Data entries:
#####

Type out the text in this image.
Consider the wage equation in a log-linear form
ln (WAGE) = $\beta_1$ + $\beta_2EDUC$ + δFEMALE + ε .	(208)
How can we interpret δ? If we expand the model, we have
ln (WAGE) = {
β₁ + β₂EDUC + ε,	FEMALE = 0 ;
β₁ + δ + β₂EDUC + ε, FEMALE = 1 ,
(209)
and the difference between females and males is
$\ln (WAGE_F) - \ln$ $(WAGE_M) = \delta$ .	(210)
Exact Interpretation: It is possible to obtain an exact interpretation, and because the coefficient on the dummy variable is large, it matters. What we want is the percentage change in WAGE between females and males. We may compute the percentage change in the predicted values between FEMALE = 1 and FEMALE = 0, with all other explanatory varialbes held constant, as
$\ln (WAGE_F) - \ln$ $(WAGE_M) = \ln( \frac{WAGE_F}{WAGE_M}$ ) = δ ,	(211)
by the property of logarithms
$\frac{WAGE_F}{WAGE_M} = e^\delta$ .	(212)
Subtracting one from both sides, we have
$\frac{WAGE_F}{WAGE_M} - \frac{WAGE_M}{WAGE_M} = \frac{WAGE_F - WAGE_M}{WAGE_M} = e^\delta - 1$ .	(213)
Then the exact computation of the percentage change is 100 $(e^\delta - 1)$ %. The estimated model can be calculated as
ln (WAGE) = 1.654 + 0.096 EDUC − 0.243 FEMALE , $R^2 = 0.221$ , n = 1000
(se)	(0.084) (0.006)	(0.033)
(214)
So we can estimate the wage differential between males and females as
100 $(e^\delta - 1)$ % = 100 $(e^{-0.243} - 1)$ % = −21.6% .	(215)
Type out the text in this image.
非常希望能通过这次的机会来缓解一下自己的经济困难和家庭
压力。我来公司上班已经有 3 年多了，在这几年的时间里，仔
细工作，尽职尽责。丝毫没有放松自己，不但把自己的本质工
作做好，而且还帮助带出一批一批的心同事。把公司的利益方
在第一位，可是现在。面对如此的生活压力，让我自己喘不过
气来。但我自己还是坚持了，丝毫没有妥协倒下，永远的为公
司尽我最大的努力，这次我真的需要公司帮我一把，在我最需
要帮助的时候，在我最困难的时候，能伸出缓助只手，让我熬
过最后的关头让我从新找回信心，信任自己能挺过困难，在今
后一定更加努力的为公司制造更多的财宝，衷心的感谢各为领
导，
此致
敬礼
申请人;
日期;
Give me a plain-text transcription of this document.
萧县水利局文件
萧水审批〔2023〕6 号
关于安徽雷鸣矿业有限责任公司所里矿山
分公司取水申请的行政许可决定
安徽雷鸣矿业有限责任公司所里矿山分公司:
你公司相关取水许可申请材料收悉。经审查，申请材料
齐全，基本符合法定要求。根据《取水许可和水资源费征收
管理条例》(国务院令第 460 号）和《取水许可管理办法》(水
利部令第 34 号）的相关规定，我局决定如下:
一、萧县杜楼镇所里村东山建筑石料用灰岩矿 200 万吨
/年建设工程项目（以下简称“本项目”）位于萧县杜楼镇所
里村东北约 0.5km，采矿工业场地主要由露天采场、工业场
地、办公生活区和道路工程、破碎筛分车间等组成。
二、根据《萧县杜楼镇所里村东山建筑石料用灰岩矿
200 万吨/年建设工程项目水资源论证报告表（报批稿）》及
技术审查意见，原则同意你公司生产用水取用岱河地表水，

#####

- **WHAT TO WORK ON**
Reproduce the complete data exactly as presented above.

- **RESULT FOR THIS TASK**
Type out the text in this image.
Consider the wage equation in a log-linear form
ln (WAGE) = $\beta_1$ + $\beta_2EDUC$ + δFEMALE + ε .	(208)
How can we interpret δ? If we expand the model, we have
ln (WAGE) = {
β₁ + β₂EDUC + ε,	FEMALE = 0 ;
β₁ + δ + β₂EDUC + ε, FEMALE = 1 ,
(209)
and the difference between females and males is
$\ln (WAGE_F) - \ln$ $(WAGE_M) = \delta$ .	(210)
Exact Interpretation: It is possible to obtain an exact interpretation, and because the coefficient on the dummy variable is large, it matters. What we want is the percentage change in WAGE between females and males. We may compute the percentage change in the predicted values between FEMALE = 1 and FEMALE = 0, with all other explanatory varialbes held constant, as
$\ln (WAGE_F) - \ln$ $(WAGE_M) = \ln( \frac{WAGE_F}{WAGE_M}$ ) = δ ,	(211)
by the property of logarithms
$\frac{WAGE_F}{WAGE_M} = e^\delta$ .	(212)
Subtracting one from both sides, we have
$\frac{WAGE_F}{WAGE_M} - \frac{WAGE_M}{WAGE_M} = \frac{WAGE_F - WAGE_M}{WAGE_M} = e^\delta - 1$ .	(213)
Then the exact computation of the percentage change is 100 $(e^\delta - 1)$ %. The estimated model can be calculated as
ln (WAGE) = 1.654 + 0.096 EDUC − 0.243 FEMALE , $R^2 = 0.221$ , n = 1000
(se)	(0.084) (0.006)	(0.033)
(214)
So we can estimate the wage differential between males and females as
100 $(e^\delta - 1)$ % = 100 $(e^{-0.243} - 1)$ % = −21.6% .	(215)
Type out the text in this image.
非常希望能通过这次的机会来缓解一下自己的经济困难和家庭
压力。我来公司上班已经有 3 年多了，在这几年的时间里，仔
细工作，尽职尽责。丝毫没有放松自己，不但把自己的本质工
作做好，而且还帮助带出一批一批的心同事。把公司的利益方
在第一位，可是现在。面对如此的生活压力，让我自己喘不过
气来。但我自己还是坚持了，丝毫没有妥协倒下，永远的为公
司尽我最大的努力，这次我真的需要公司帮我一把，在我最需
要帮助的时候，在我最困难的时候，能伸出缓助只手，让我熬
过最后的关头让我从新找回信心，信任自己能挺过困难，在今
后一定更加努力的为公司制造更多的财宝，衷心的感谢各为领
导，
此致
敬礼
申请人;
日期;
Give me a plain-text transcription of this document.
萧县水利局文件
萧水审批〔2023〕6 号
关于安徽雷鸣矿业有限责任公司所里矿山
分公司取水申请的行政许可决定
安徽雷鸣矿业有限责任公司所里矿山分公司:
你公司相关取水许可申请材料收悉。经审查，申请材料
齐全，基本符合法定要求。根据《取水许可和水资源费征收
管理条例》(国务院令第 460 号）和《取水许可管理办法》(水
利部令第 34 号）的相关规定，我局决定如下:
一、萧县杜楼镇所里村东山建筑石料用灰岩矿 200 万吨
/年建设工程项目（以下简称“本项目”）位于萧县杜楼镇所
里村东北约 0.5km，采矿工业场地主要由露天采场、工业场
地、办公生活区和道路工程、破碎筛分车间等组成。
二、根据《萧县杜楼镇所里村东山建筑石料用灰岩矿
200 万吨/年建设工程项目水资源论证报告表（报批稿）》及
技术审查意见，原则同意你公司生产用水取用岱河地表水，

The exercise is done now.